**Exercise aim**
Sift the listing for lines that hold the string "ВЭЖХ" and pull them out.
— START OF Records to process —
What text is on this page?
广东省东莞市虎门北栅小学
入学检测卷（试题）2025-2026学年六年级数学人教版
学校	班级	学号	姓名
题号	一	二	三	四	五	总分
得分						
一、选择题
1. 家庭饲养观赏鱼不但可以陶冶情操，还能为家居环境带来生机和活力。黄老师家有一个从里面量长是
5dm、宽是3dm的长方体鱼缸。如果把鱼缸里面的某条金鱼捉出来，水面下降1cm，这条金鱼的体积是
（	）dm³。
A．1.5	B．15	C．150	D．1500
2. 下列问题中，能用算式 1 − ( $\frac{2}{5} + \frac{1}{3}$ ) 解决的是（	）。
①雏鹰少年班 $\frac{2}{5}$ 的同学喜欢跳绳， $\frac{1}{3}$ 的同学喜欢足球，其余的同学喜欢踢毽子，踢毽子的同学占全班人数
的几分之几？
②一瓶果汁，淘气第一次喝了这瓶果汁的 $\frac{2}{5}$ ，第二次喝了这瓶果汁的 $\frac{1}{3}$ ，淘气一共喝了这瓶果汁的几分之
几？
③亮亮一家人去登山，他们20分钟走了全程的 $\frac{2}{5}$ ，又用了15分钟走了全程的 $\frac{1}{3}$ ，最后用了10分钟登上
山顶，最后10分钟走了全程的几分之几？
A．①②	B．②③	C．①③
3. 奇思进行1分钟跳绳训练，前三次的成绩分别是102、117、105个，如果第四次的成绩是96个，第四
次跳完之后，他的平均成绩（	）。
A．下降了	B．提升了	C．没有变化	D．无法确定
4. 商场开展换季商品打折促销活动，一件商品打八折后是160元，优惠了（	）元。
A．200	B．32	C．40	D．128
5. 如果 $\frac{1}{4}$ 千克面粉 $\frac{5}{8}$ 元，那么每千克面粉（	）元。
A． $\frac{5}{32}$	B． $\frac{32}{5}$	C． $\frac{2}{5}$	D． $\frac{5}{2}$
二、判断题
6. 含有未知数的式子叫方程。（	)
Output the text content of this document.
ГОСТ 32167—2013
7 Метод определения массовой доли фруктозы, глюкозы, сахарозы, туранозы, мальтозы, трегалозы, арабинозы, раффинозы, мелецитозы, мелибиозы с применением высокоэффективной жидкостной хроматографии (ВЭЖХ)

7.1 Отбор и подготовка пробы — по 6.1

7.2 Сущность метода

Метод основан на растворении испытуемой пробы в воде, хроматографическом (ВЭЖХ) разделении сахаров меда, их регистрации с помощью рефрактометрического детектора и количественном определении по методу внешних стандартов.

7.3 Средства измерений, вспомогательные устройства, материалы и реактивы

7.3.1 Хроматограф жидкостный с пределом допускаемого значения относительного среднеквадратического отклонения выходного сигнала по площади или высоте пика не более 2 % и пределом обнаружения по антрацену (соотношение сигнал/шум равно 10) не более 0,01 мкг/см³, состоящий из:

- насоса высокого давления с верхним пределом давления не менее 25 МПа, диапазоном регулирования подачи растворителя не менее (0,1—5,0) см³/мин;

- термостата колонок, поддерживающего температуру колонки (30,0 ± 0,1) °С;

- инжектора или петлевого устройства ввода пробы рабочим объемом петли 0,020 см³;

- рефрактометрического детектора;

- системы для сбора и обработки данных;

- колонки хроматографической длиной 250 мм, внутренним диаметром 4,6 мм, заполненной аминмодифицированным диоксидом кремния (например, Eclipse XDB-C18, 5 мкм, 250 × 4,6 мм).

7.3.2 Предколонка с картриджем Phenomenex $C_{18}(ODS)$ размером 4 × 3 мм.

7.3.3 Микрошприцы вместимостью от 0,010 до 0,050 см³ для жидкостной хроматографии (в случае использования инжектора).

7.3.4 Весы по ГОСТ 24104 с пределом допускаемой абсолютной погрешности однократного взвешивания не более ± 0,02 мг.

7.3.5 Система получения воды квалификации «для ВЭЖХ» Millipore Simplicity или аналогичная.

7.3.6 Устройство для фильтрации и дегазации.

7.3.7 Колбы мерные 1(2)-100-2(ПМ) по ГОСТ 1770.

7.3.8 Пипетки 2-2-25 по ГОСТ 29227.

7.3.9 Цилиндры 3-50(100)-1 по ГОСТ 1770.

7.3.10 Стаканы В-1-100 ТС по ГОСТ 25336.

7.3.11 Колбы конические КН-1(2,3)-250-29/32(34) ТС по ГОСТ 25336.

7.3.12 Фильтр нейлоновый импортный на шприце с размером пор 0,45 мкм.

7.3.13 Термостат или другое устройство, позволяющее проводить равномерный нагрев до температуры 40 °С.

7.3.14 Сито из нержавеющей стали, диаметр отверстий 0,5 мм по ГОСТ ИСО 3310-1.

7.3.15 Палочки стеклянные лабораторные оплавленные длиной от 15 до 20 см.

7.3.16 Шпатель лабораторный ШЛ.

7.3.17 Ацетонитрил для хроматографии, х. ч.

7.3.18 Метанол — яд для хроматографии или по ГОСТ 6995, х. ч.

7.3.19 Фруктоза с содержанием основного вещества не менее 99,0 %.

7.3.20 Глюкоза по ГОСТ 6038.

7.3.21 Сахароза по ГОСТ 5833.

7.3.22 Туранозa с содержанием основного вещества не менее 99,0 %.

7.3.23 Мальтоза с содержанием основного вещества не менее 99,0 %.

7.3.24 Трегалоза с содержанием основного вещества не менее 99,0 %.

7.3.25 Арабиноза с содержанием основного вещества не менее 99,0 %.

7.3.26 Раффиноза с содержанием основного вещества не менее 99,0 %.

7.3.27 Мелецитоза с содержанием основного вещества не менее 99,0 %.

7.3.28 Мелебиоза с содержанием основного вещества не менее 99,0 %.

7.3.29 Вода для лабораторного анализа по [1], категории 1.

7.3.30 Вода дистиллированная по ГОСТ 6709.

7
— END OF Records to process —
**Result of the task**
7 Метод определения массовой доли фруктозы, глюкозы, сахарозы, туранозы, мальтозы, трегалозы, арабинозы, раффинозы, мелецитозы, мелибиозы с применением высокоэффективной жидкостной хроматографии (ВЭЖХ)
Метод основан на растворении испытуемой пробы в воде, хроматографическом (ВЭЖХ) разделении сахаров меда, их регистрации с помощью рефрактометрического детектора и количественном определении по методу внешних стандартов.
7.3.5 Система получения воды квалификации «для ВЭЖХ» Millipore Simplicity или аналогичная.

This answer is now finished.